Set problem ▸ Give the number of lines in the entries that contain "tujuan". State only the count.

━━━ Records to use ━━━

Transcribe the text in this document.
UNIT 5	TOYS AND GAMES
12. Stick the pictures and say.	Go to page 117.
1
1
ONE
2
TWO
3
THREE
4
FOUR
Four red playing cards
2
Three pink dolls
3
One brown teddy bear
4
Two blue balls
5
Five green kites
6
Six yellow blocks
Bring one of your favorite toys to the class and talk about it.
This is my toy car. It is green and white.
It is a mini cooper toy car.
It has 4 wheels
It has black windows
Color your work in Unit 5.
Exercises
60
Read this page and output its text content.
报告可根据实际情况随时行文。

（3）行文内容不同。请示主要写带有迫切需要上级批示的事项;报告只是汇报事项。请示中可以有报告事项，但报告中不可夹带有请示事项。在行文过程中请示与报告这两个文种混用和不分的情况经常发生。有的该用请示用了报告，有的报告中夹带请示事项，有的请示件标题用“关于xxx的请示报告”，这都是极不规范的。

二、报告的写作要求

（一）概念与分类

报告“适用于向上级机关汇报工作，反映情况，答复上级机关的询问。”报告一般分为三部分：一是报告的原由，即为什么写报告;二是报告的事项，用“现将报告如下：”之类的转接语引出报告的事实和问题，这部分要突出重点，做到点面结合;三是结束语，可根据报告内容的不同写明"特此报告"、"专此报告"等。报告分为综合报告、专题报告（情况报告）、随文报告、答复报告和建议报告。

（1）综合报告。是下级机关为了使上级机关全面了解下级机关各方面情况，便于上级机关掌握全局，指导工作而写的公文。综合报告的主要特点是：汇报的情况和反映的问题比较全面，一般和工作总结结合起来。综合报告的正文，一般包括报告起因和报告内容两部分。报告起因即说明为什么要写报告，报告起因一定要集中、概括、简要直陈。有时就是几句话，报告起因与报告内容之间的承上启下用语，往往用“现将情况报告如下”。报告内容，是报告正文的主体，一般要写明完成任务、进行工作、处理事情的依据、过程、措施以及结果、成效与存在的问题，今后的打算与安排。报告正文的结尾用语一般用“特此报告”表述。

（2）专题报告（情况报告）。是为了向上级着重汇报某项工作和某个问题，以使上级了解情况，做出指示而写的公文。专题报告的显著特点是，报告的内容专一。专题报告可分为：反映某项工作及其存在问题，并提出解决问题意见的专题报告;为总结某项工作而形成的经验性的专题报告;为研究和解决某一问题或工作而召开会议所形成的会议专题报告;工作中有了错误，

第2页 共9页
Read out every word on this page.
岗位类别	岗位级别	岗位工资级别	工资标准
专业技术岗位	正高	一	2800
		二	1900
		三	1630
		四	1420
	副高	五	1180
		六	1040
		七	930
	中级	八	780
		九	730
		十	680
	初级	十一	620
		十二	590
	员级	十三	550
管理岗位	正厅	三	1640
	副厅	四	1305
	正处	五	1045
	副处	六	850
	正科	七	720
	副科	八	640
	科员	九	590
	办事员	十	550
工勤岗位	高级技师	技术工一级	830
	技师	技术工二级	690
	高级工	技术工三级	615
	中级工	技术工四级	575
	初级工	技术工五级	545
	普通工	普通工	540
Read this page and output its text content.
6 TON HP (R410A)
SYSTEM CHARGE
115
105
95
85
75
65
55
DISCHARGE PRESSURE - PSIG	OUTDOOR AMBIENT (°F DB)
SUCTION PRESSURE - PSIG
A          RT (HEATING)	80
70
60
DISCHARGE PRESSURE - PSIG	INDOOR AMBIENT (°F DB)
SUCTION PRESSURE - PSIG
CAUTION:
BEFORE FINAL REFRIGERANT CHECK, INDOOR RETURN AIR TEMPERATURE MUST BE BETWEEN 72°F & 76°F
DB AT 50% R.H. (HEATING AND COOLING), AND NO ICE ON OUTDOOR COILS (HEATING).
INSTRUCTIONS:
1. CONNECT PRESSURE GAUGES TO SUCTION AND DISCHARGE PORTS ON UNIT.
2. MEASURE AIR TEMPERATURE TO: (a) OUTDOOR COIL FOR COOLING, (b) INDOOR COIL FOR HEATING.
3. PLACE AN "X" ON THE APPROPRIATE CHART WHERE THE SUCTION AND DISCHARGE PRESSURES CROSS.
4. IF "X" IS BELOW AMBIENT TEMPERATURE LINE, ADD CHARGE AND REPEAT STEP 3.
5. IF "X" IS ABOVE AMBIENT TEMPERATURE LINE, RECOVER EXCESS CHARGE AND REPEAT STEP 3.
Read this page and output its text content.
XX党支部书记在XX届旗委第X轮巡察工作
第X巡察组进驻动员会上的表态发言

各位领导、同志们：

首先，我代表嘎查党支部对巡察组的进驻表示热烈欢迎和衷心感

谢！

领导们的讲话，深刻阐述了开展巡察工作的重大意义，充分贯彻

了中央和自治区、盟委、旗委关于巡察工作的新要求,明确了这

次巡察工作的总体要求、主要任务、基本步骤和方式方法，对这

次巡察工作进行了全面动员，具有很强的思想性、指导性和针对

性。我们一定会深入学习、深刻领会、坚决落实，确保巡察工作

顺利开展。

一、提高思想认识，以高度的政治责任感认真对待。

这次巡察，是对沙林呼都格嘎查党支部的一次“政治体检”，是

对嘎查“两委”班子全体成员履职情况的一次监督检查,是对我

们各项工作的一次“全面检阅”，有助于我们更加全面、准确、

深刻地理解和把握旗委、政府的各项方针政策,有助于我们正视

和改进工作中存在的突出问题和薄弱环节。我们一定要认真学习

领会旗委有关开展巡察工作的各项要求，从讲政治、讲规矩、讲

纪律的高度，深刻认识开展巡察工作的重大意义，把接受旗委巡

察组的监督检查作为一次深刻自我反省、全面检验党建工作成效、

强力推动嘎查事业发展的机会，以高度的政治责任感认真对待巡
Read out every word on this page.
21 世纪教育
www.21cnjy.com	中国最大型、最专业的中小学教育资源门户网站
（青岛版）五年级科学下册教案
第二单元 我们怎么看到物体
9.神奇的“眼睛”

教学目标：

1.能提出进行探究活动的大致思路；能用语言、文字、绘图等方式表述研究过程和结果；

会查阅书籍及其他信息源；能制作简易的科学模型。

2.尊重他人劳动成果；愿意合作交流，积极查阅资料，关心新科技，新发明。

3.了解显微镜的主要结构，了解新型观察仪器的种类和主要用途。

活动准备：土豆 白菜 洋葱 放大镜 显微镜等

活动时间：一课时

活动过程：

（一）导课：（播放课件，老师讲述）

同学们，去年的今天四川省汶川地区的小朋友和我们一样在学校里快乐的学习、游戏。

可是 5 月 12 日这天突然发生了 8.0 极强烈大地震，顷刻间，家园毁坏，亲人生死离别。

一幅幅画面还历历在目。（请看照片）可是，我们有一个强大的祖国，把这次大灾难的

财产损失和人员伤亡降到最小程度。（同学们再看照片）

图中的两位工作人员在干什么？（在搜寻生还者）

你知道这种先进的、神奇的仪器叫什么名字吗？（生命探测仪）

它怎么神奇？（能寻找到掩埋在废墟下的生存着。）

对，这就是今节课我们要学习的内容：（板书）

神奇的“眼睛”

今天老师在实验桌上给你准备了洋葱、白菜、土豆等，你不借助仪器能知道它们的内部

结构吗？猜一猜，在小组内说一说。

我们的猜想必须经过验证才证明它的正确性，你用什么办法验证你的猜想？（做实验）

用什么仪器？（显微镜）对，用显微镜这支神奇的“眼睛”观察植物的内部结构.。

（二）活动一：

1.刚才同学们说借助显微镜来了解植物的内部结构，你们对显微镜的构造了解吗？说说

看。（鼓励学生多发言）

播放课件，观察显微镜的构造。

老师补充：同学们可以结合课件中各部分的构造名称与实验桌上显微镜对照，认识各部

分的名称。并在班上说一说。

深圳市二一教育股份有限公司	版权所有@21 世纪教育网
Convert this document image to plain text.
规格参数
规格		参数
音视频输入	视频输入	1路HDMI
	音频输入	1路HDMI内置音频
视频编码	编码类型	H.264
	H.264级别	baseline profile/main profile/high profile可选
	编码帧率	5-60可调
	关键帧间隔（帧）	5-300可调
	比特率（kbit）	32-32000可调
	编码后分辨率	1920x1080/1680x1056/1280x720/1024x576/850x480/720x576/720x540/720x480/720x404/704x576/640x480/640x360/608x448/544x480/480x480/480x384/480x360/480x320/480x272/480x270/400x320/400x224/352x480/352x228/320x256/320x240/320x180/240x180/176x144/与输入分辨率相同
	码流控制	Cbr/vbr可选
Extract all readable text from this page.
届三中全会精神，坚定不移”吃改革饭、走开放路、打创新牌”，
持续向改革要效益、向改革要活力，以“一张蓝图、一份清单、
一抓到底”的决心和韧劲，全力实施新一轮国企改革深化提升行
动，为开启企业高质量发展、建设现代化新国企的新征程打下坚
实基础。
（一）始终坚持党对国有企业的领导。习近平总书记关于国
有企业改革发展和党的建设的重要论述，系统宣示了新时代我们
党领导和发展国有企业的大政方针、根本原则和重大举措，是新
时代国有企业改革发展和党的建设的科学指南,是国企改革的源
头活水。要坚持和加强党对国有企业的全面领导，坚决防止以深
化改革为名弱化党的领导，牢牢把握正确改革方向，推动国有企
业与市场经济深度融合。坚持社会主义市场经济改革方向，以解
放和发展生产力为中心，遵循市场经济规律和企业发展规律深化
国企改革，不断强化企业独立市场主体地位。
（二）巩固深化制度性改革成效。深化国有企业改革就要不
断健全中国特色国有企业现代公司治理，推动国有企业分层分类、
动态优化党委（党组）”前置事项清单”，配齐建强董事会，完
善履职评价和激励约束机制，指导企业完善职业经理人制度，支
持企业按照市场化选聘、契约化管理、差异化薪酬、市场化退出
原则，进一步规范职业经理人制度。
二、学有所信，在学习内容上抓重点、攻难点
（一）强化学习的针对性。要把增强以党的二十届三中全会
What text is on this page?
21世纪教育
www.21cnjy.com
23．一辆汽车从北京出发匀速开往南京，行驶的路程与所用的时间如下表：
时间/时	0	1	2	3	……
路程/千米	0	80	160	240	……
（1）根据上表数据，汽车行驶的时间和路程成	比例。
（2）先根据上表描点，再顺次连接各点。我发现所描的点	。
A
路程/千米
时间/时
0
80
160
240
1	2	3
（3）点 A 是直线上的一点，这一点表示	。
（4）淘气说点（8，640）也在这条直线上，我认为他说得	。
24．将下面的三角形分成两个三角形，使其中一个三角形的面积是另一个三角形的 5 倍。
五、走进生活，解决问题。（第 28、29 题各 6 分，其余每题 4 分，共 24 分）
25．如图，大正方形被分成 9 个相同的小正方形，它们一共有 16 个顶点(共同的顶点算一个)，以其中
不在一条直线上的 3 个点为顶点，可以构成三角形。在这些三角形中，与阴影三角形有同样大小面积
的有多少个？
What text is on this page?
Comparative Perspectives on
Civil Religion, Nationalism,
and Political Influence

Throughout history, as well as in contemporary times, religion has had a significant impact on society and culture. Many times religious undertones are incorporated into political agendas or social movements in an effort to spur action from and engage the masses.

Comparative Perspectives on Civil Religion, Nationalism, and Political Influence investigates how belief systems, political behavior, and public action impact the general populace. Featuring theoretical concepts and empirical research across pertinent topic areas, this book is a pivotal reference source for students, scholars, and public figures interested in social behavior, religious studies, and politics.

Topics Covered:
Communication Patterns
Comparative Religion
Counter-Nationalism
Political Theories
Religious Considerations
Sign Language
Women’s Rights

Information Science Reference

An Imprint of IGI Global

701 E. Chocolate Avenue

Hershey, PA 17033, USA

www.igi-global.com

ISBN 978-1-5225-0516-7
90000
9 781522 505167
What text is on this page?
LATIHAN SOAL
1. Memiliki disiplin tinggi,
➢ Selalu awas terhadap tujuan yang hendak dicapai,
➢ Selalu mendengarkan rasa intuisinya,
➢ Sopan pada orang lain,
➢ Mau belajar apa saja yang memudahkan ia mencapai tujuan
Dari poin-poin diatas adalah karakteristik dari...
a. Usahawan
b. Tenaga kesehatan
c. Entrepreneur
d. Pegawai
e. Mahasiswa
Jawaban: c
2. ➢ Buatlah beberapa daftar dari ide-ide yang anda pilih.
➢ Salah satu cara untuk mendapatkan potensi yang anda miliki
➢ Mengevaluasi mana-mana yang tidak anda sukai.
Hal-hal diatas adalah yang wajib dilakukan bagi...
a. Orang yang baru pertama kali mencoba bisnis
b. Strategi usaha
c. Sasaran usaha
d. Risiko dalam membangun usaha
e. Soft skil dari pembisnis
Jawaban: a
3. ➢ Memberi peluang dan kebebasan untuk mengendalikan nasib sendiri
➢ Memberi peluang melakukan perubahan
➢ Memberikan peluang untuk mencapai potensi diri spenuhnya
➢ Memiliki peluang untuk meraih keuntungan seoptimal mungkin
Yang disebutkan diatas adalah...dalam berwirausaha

━━━

Completed exercise ▸ 2